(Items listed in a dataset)

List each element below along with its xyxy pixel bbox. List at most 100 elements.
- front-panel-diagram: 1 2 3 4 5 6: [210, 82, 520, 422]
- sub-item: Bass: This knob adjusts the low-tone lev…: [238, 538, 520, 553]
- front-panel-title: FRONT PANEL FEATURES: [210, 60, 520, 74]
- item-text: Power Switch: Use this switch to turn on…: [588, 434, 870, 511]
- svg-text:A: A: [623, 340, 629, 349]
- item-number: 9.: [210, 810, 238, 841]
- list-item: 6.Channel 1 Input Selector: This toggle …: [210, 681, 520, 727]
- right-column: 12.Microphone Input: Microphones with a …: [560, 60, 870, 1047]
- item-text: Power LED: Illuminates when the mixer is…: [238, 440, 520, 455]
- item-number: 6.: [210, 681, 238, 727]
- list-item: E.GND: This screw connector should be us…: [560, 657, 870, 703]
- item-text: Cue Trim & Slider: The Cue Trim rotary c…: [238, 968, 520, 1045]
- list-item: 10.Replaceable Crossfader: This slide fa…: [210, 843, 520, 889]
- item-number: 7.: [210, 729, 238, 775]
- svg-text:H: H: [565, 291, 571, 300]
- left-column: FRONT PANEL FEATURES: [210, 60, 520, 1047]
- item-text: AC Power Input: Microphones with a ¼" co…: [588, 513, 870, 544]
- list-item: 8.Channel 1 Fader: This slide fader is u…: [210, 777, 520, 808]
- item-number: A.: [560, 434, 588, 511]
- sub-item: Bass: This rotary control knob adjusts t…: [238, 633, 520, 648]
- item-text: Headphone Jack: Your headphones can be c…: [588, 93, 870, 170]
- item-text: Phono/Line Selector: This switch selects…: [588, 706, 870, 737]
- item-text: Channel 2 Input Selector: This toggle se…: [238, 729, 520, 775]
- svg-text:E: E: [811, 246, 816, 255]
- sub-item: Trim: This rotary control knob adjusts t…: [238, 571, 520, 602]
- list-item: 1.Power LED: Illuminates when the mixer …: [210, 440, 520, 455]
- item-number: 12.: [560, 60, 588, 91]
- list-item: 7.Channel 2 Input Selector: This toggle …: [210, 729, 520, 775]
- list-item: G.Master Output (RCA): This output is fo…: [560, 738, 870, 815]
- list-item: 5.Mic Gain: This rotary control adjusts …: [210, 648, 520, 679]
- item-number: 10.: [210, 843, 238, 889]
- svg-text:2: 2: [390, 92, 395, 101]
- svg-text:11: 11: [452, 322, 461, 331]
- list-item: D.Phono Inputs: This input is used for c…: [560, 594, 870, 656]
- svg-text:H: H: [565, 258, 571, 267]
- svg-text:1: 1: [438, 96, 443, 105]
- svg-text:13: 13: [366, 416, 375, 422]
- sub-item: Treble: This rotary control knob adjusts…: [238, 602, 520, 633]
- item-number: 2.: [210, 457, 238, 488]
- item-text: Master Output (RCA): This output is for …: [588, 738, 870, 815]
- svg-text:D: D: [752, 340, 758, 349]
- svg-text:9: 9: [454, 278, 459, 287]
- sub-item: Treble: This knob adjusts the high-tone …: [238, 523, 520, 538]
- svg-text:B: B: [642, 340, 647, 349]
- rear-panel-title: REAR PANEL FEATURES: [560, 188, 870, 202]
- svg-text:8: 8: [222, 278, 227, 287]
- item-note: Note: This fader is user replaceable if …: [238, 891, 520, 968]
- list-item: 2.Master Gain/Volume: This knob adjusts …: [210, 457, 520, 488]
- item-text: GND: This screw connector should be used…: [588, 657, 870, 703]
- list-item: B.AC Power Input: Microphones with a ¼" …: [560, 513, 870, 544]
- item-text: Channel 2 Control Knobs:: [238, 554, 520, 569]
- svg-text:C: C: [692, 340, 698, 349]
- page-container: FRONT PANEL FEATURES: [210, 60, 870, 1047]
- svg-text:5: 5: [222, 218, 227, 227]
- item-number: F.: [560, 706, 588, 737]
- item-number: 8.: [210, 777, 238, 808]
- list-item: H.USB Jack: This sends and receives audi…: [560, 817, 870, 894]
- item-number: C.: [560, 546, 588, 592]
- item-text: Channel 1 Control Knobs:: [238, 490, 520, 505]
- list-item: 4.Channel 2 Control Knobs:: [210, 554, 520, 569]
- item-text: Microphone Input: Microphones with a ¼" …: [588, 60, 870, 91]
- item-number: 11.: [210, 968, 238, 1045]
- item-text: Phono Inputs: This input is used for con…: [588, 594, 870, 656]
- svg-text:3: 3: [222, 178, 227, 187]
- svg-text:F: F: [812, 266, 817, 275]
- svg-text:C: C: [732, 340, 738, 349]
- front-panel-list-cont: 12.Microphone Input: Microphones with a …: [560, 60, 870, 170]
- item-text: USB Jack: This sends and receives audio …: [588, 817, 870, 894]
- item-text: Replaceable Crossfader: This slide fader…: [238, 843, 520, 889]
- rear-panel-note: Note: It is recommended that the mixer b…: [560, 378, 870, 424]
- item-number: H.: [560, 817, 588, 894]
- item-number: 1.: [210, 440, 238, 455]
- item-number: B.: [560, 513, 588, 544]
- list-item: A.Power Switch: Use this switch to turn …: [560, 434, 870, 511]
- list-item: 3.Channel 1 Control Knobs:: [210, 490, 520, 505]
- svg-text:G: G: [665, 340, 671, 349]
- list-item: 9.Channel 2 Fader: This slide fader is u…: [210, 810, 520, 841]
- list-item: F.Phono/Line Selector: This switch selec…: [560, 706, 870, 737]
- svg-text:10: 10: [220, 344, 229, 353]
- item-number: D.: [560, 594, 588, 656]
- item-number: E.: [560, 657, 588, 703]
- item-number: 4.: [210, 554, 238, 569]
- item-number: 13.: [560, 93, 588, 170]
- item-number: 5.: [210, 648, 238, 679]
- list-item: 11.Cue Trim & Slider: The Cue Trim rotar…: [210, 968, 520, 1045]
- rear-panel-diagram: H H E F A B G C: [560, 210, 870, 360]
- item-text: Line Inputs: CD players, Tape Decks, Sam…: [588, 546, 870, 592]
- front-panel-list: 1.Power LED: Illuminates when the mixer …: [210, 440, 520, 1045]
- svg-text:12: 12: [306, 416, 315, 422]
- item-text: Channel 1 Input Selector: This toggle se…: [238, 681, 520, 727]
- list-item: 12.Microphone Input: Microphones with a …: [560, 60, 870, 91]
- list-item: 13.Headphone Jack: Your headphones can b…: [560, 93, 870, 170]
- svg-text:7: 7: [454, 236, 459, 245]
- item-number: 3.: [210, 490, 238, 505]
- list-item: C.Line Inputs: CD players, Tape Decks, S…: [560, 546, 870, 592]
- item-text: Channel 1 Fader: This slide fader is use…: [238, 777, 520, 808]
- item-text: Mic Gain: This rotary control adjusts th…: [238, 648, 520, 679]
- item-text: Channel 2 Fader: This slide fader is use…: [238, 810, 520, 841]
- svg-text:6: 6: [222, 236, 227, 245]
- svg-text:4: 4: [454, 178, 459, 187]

Exercise prompt: Pull out the lines of the records above, from the very start down through the line containing "- item-text: Cue", and copy them exactly.

Output of the task:
List each element below along with its xyxy pixel bbox. List at most 100 elements.
- front-panel-diagram: 1 2 3 4 5 6: [210, 82, 520, 422]
- sub-item: Bass: This knob adjusts the low-tone lev…: [238, 538, 520, 553]
- front-panel-title: FRONT PANEL FEATURES: [210, 60, 520, 74]
- item-text: Power Switch: Use this switch to turn on…: [588, 434, 870, 511]
- svg-text:A: A: [623, 340, 629, 349]
- item-number: 9.: [210, 810, 238, 841]
- list-item: 6.Channel 1 Input Selector: This toggle …: [210, 681, 520, 727]
- right-column: 12.Microphone Input: Microphones with a …: [560, 60, 870, 1047]
- item-text: Power LED: Illuminates when the mixer is…: [238, 440, 520, 455]
- item-number: 6.: [210, 681, 238, 727]
- list-item: E.GND: This screw connector should be us…: [560, 657, 870, 703]
- item-text: Cue Trim & Slider: The Cue Trim rotary c…: [238, 968, 520, 1045]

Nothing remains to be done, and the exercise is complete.